EXERCISE INSTRUCTIONS: Extract all of the entries and set them down verbatim.

[Collected data entries]
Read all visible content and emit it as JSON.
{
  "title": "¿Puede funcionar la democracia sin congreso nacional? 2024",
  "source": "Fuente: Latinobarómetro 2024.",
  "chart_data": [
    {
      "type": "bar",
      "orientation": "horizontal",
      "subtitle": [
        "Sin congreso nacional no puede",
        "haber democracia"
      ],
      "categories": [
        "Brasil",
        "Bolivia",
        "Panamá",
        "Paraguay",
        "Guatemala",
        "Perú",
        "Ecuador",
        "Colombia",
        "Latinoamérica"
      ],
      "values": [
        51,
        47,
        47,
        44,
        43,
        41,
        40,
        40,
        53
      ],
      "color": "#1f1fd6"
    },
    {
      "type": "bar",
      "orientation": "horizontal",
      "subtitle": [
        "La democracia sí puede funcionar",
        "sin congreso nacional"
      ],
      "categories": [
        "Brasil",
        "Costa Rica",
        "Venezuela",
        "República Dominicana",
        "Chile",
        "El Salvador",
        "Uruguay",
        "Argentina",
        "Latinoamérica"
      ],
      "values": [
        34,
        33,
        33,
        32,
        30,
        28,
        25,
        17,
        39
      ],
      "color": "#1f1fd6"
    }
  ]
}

FULL RESPONSE:
Read all visible content and emit it as JSON.
{
  "title": "¿Puede funcionar la democracia sin congreso nacional? 2024",
  "source": "Fuente: Latinobarómetro 2024.",
  "chart_data": [
    {
      "type": "bar",
      "orientation": "horizontal",
      "subtitle": [
        "Sin congreso nacional no puede",
        "haber democracia"
      ],
      "categories": [
        "Brasil",
        "Bolivia",
        "Panamá",
        "Paraguay",
        "Guatemala",
        "Perú",
        "Ecuador",
        "Colombia",
        "Latinoamérica"
      ],
      "values": [
        51,
        47,
        47,
        44,
        43,
        41,
        40,
        40,
        53
      ],
      "color": "#1f1fd6"
    },
    {
      "type": "bar",
      "orientation": "horizontal",
      "subtitle": [
        "La democracia sí puede funcionar",
        "sin congreso nacional"
      ],
      "categories": [
        "Brasil",
        "Costa Rica",
        "Venezuela",
        "República Dominicana",
        "Chile",
        "El Salvador",
        "Uruguay",
        "Argentina",
        "Latinoamérica"
      ],
      "values": [
        34,
        33,
        33,
        32,
        30,
        28,
        25,
        17,
        39
      ],
      "color": "#1f1fd6"
    }
  ]
}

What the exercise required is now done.